= WRITTEN PROBLEM =
Without including any images, repeat the data exactly.

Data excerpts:
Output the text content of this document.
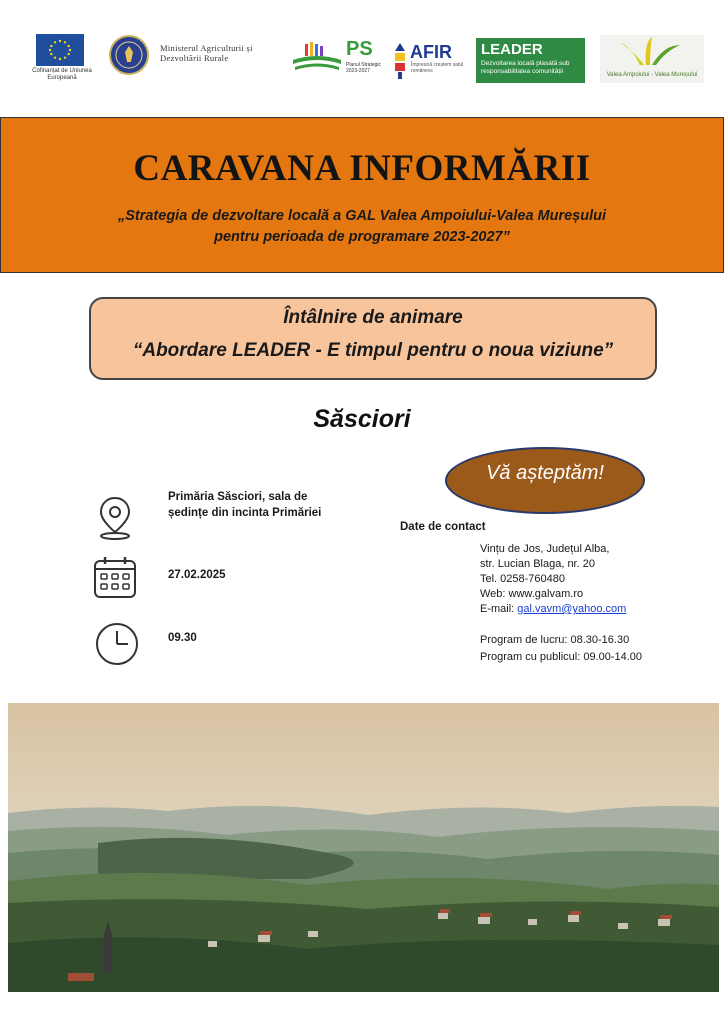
Cofinanțat de Uniunea Europeană
Ministerul Agriculturii și Dezvoltării Rurale	PS
Planul Strategic 2023-2027
AFIR
Împreună creștem satul românesc
LEADER
Dezvoltarea locală plasată sub responsabilitatea comunității	Valea Ampoiului - Valea Mureșului
CARAVANA INFORMĂRII
„Strategia de dezvoltare locală a GAL Valea Ampoiului-Valea Mureșului
pentru perioada de programare 2023-2027”
Întâlnire de animare
“Abordare LEADER - E timpul pentru o noua viziune”
Săsciori
Vă așteptăm!
Primăria Săsciori, sala de
ședințe din incinta Primăriei
27.02.2025
09.30
Date de contact
Vințu de Jos, Județul Alba,
str. Lucian Blaga, nr. 20
Tel. 0258-760480
Web: www.galvam.ro
E-mail: gal.vavm@yahoo.com
Program de lucru: 08.30-16.30
Program cu publicul: 09.00-14.00
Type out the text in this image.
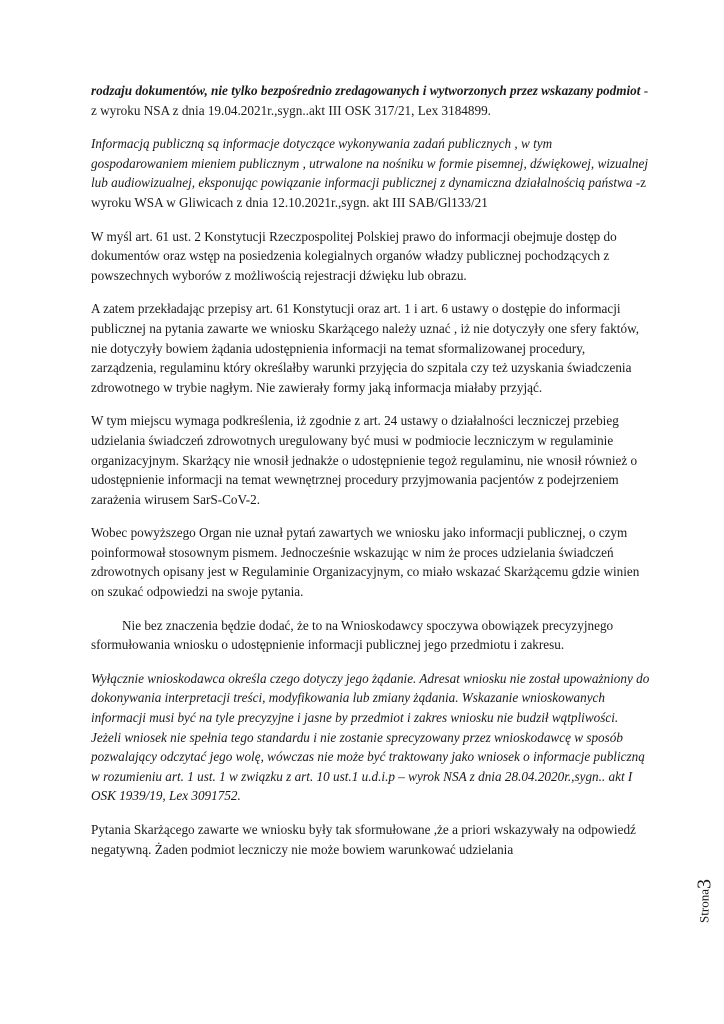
rodzaju dokumentów, nie tylko bezpośrednio zredagowanych i wytworzonych przez wskazany podmiot -z wyroku NSA z dnia 19.04.2021r.,sygn..akt III OSK 317/21, Lex 3184899.

Informacją publiczną są informacje dotyczące wykonywania zadań publicznych , w tym gospodarowaniem mieniem publicznym , utrwalone na nośniku w formie pisemnej, dźwiękowej, wizualnej lub audiowizualnej, eksponując powiązanie informacji publicznej z dynamiczna działalnością państwa -z wyroku WSA w Gliwicach z dnia 12.10.2021r.,sygn. akt III SAB/Gl133/21

W myśl art. 61 ust. 2 Konstytucji Rzeczpospolitej Polskiej prawo do informacji obejmuje dostęp do dokumentów oraz wstęp na posiedzenia kolegialnych organów władzy publicznej pochodzących z powszechnych wyborów z możliwością rejestracji dźwięku lub obrazu.

A zatem przekładając przepisy art. 61 Konstytucji oraz art. 1 i art. 6 ustawy o dostępie do informacji publicznej na pytania zawarte we wniosku Skarżącego należy uznać , iż nie dotyczyły one sfery faktów, nie dotyczyły bowiem żądania udostępnienia informacji na temat sformalizowanej procedury, zarządzenia, regulaminu który określałby warunki przyjęcia do szpitala czy też uzyskania świadczenia zdrowotnego w trybie nagłym. Nie zawierały formy jaką informacja miałaby przyjąć.

W tym miejscu wymaga podkreślenia, iż zgodnie z art. 24 ustawy o działalności leczniczej przebieg udzielania świadczeń zdrowotnych uregulowany być musi w podmiocie leczniczym w regulaminie organizacyjnym. Skarżący nie wnosił jednakże o udostępnienie tegoż regulaminu, nie wnosił również o udostępnienie informacji na temat wewnętrznej procedury przyjmowania pacjentów z podejrzeniem zarażenia wirusem SarS-CoV-2.

Wobec powyższego Organ nie uznał pytań zawartych we wniosku jako informacji publicznej, o czym poinformował stosownym pismem. Jednocześnie wskazując w nim że proces udzielania świadczeń zdrowotnych opisany jest w Regulaminie Organizacyjnym, co miało wskazać Skarżącemu gdzie winien on szukać odpowiedzi na swoje pytania.

Nie bez znaczenia będzie dodać, że to na Wnioskodawcy spoczywa obowiązek precyzyjnego sformułowania wniosku o udostępnienie informacji publicznej jego przedmiotu i zakresu.

Wyłącznie wnioskodawca określa czego dotyczy jego żądanie. Adresat wniosku nie został upoważniony do dokonywania interpretacji treści, modyfikowania lub zmiany żądania. Wskazanie wnioskowanych informacji musi być na tyle precyzyjne i jasne by przedmiot i zakres wniosku nie budził wątpliwości. Jeżeli wniosek nie spełnia tego standardu i nie zostanie sprecyzowany przez wnioskodawcę w sposób pozwalający odczytać jego wolę, wówczas nie może być traktowany jako wniosek o informacje publiczną w rozumieniu art. 1 ust. 1 w związku z art. 10 ust.1 u.d.i.p – wyrok NSA z dnia 28.04.2020r.,sygn.. akt I OSK 1939/19, Lex 3091752.

Pytania Skarżącego zawarte we wniosku były tak sformułowane ,że a priori wskazywały na odpowiedź negatywną. Żaden podmiot leczniczy nie może bowiem warunkować udzielania

Strona3
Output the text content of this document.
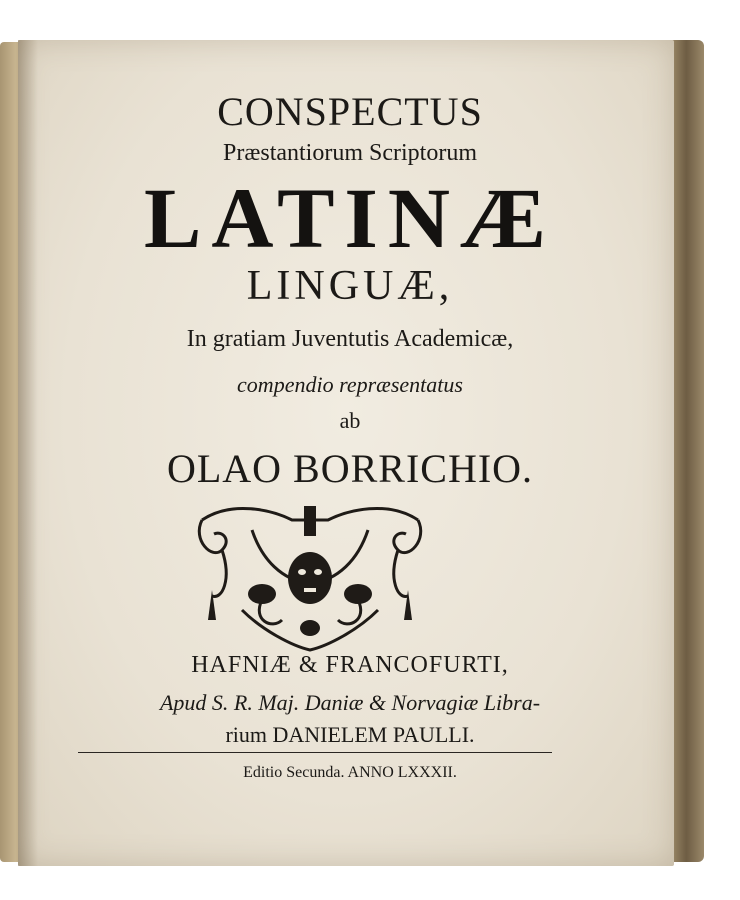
CONSPECTUS
Præstantiorum Scriptorum
LATINÆ
LINGUÆ,
In gratiam Juventutis Academicæ,
compendio repræsentatus
ab
OLAO BORRICHIO.
HAFNIÆ & FRANCOFURTI,
Apud S. R. Maj. Daniæ & Norvagiæ Libra-
rium DANIELEM PAULLI.
Editio Secunda. ANNO LXXXII.
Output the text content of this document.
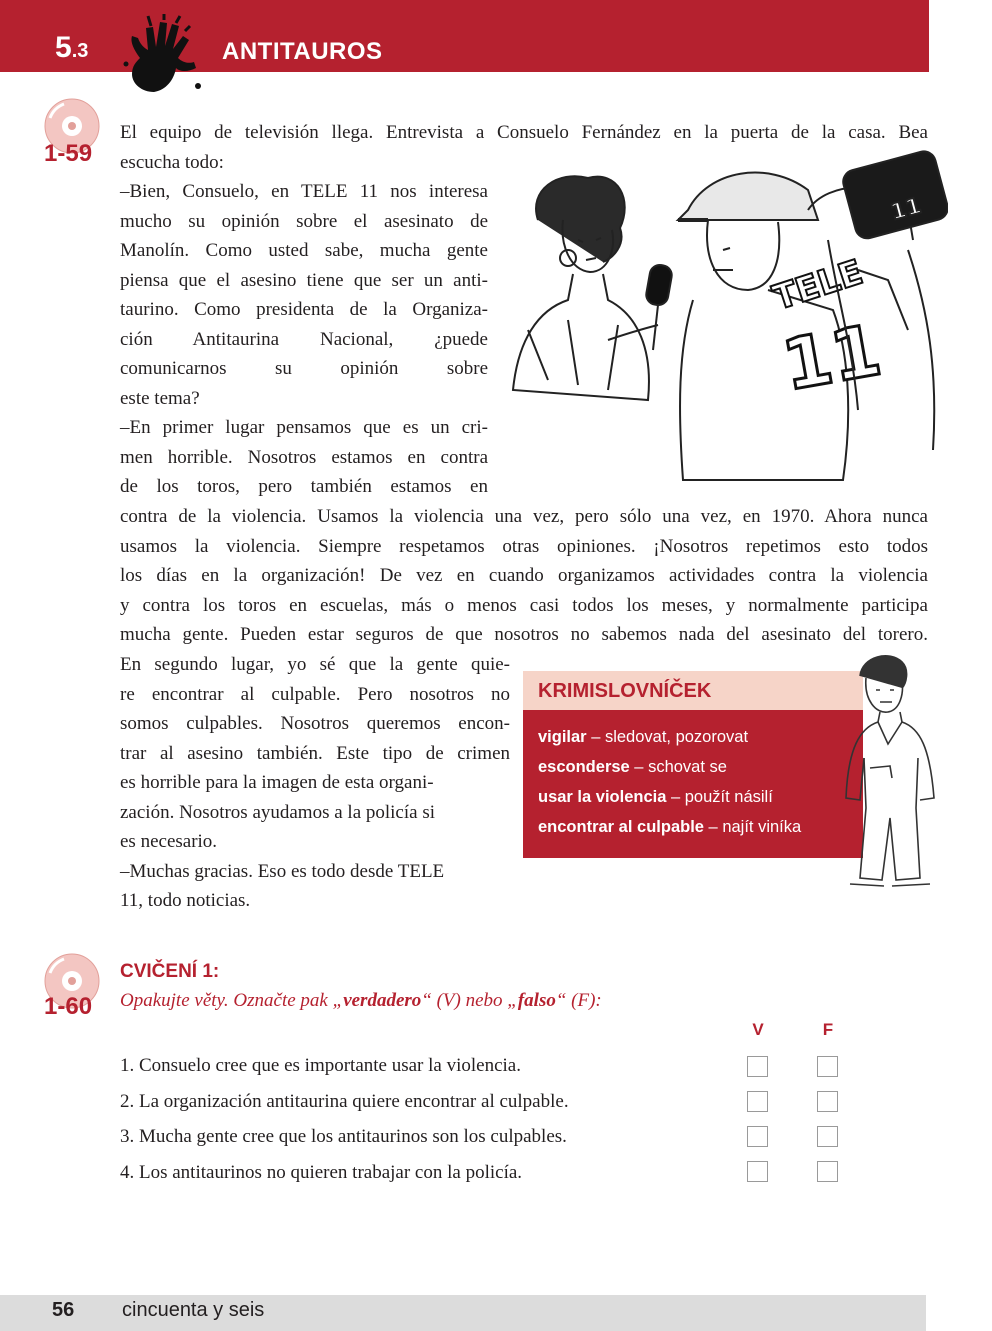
5.3	ANTITAUROS
1-59
El equipo de televisión llega. Entrevista a Consuelo Fernández en la puerta de la casa. Bea
escucha todo:
–Bien, Consuelo, en TELE 11 nos interesa
mucho su opinión sobre el asesinato de
Manolín. Como usted sabe, mucha gente
piensa que el asesino tiene que ser un anti-
taurino. Como presidenta de la Organiza-
ción Antitaurina Nacional, ¿puede
comunicarnos su opinión sobre
este tema?
–En primer lugar pensamos que es un cri-
men horrible. Nosotros estamos en contra
de los toros, pero también estamos en
TELE
11
11
contra de la violencia. Usamos la violencia una vez, pero sólo una vez, en 1970. Ahora nunca
usamos la violencia. Siempre respetamos otras opiniones. ¡Nosotros repetimos esto todos
los días en la organización! De vez en cuando organizamos actividades contra la violencia
y contra los toros en escuelas, más o menos casi todos los meses, y normalmente participa
mucha gente. Pueden estar seguros de que nosotros no sabemos nada del asesinato del torero.
En segundo lugar, yo sé que la gente quie-
re encontrar al culpable. Pero nosotros no
somos culpables. Nosotros queremos encon-
trar al asesino también. Este tipo de crimen
es horrible para la imagen de esta organi-
zación. Nosotros ayudamos a la policía si
es necesario.
–Muchas gracias. Eso es todo desde TELE
11, todo noticias.
KRIMISLOVNÍČEK
vigilar – sledovat, pozorovat
esconderse – schovat se
usar la violencia – použít násilí
encontrar al culpable – najít viníka
1-60
CVIČENÍ 1:
Opakujte věty. Označte pak „verdadero“ (V) nebo „falso“ (F):
V	F
1. Consuelo cree que es importante usar la violencia.
2. La organización antitaurina quiere encontrar al culpable.
3. Mucha gente cree que los antitaurinos son los culpables.
4. Los antitaurinos no quieren trabajar con la policía.
56 cincuenta y seis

= ANSWER IN FULL =
Output the text content of this document.
Cofinanțat de Uniunea Europeană
Ministerul Agriculturii și Dezvoltării Rurale	PS
Planul Strategic 2023-2027
AFIR
Împreună creștem satul românesc
LEADER
Dezvoltarea locală plasată sub responsabilitatea comunității	Valea Ampoiului - Valea Mureșului
CARAVANA INFORMĂRII
„Strategia de dezvoltare locală a GAL Valea Ampoiului-Valea Mureșului
pentru perioada de programare 2023-2027”
Întâlnire de animare
“Abordare LEADER - E timpul pentru o noua viziune”
Săsciori
Vă așteptăm!
Primăria Săsciori, sala de
ședințe din incinta Primăriei
27.02.2025
09.30
Date de contact
Vințu de Jos, Județul Alba,
str. Lucian Blaga, nr. 20
Tel. 0258-760480
Web: www.galvam.ro
E-mail: gal.vavm@yahoo.com
Program de lucru: 08.30-16.30
Program cu publicul: 09.00-14.00
Type out the text in this image.
rodzaju dokumentów, nie tylko bezpośrednio zredagowanych i wytworzonych przez wskazany podmiot -z wyroku NSA z dnia 19.04.2021r.,sygn..akt III OSK 317/21, Lex 3184899.

Informacją publiczną są informacje dotyczące wykonywania zadań publicznych , w tym gospodarowaniem mieniem publicznym , utrwalone na nośniku w formie pisemnej, dźwiękowej, wizualnej lub audiowizualnej, eksponując powiązanie informacji publicznej z dynamiczna działalnością państwa -z wyroku WSA w Gliwicach z dnia 12.10.2021r.,sygn. akt III SAB/Gl133/21

W myśl art. 61 ust. 2 Konstytucji Rzeczpospolitej Polskiej prawo do informacji obejmuje dostęp do dokumentów oraz wstęp na posiedzenia kolegialnych organów władzy publicznej pochodzących z powszechnych wyborów z możliwością rejestracji dźwięku lub obrazu.

A zatem przekładając przepisy art. 61 Konstytucji oraz art. 1 i art. 6 ustawy o dostępie do informacji publicznej na pytania zawarte we wniosku Skarżącego należy uznać , iż nie dotyczyły one sfery faktów, nie dotyczyły bowiem żądania udostępnienia informacji na temat sformalizowanej procedury, zarządzenia, regulaminu który określałby warunki przyjęcia do szpitala czy też uzyskania świadczenia zdrowotnego w trybie nagłym. Nie zawierały formy jaką informacja miałaby przyjąć.

W tym miejscu wymaga podkreślenia, iż zgodnie z art. 24 ustawy o działalności leczniczej przebieg udzielania świadczeń zdrowotnych uregulowany być musi w podmiocie leczniczym w regulaminie organizacyjnym. Skarżący nie wnosił jednakże o udostępnienie tegoż regulaminu, nie wnosił również o udostępnienie informacji na temat wewnętrznej procedury przyjmowania pacjentów z podejrzeniem zarażenia wirusem SarS-CoV-2.

Wobec powyższego Organ nie uznał pytań zawartych we wniosku jako informacji publicznej, o czym poinformował stosownym pismem. Jednocześnie wskazując w nim że proces udzielania świadczeń zdrowotnych opisany jest w Regulaminie Organizacyjnym, co miało wskazać Skarżącemu gdzie winien on szukać odpowiedzi na swoje pytania.

Nie bez znaczenia będzie dodać, że to na Wnioskodawcy spoczywa obowiązek precyzyjnego sformułowania wniosku o udostępnienie informacji publicznej jego przedmiotu i zakresu.

Wyłącznie wnioskodawca określa czego dotyczy jego żądanie. Adresat wniosku nie został upoważniony do dokonywania interpretacji treści, modyfikowania lub zmiany żądania. Wskazanie wnioskowanych informacji musi być na tyle precyzyjne i jasne by przedmiot i zakres wniosku nie budził wątpliwości. Jeżeli wniosek nie spełnia tego standardu i nie zostanie sprecyzowany przez wnioskodawcę w sposób pozwalający odczytać jego wolę, wówczas nie może być traktowany jako wniosek o informacje publiczną w rozumieniu art. 1 ust. 1 w związku z art. 10 ust.1 u.d.i.p – wyrok NSA z dnia 28.04.2020r.,sygn.. akt I OSK 1939/19, Lex 3091752.

Pytania Skarżącego zawarte we wniosku były tak sformułowane ,że a priori wskazywały na odpowiedź negatywną. Żaden podmiot leczniczy nie może bowiem warunkować udzielania

Strona3
Output the text content of this document.
CONSPECTUS
Præstantiorum Scriptorum
LATINÆ
LINGUÆ,
In gratiam Juventutis Academicæ,
compendio repræsentatus
ab
OLAO BORRICHIO.
HAFNIÆ & FRANCOFURTI,
Apud S. R. Maj. Daniæ & Norvagiæ Libra-
rium DANIELEM PAULLI.
Editio Secunda. ANNO LXXXII.
Output the text content of this document.
5.3	ANTITAUROS
1-59
El equipo de televisión llega. Entrevista a Consuelo Fernández en la puerta de la casa. Bea
escucha todo:
–Bien, Consuelo, en TELE 11 nos interesa
mucho su opinión sobre el asesinato de
Manolín. Como usted sabe, mucha gente
piensa que el asesino tiene que ser un anti-
taurino. Como presidenta de la Organiza-
ción Antitaurina Nacional, ¿puede
comunicarnos su opinión sobre
este tema?
–En primer lugar pensamos que es un cri-
men horrible. Nosotros estamos en contra
de los toros, pero también estamos en
TELE
11
11
contra de la violencia. Usamos la violencia una vez, pero sólo una vez, en 1970. Ahora nunca
usamos la violencia. Siempre respetamos otras opiniones. ¡Nosotros repetimos esto todos
los días en la organización! De vez en cuando organizamos actividades contra la violencia
y contra los toros en escuelas, más o menos casi todos los meses, y normalmente participa
mucha gente. Pueden estar seguros de que nosotros no sabemos nada del asesinato del torero.
En segundo lugar, yo sé que la gente quie-
re encontrar al culpable. Pero nosotros no
somos culpables. Nosotros queremos encon-
trar al asesino también. Este tipo de crimen
es horrible para la imagen de esta organi-
zación. Nosotros ayudamos a la policía si
es necesario.
–Muchas gracias. Eso es todo desde TELE
11, todo noticias.
KRIMISLOVNÍČEK
vigilar – sledovat, pozorovat
esconderse – schovat se
usar la violencia – použít násilí
encontrar al culpable – najít viníka
1-60
CVIČENÍ 1:
Opakujte věty. Označte pak „verdadero“ (V) nebo „falso“ (F):
V	F
1. Consuelo cree que es importante usar la violencia.
2. La organización antitaurina quiere encontrar al culpable.
3. Mucha gente cree que los antitaurinos son los culpables.
4. Los antitaurinos no quieren trabajar con la policía.
56 cincuenta y seis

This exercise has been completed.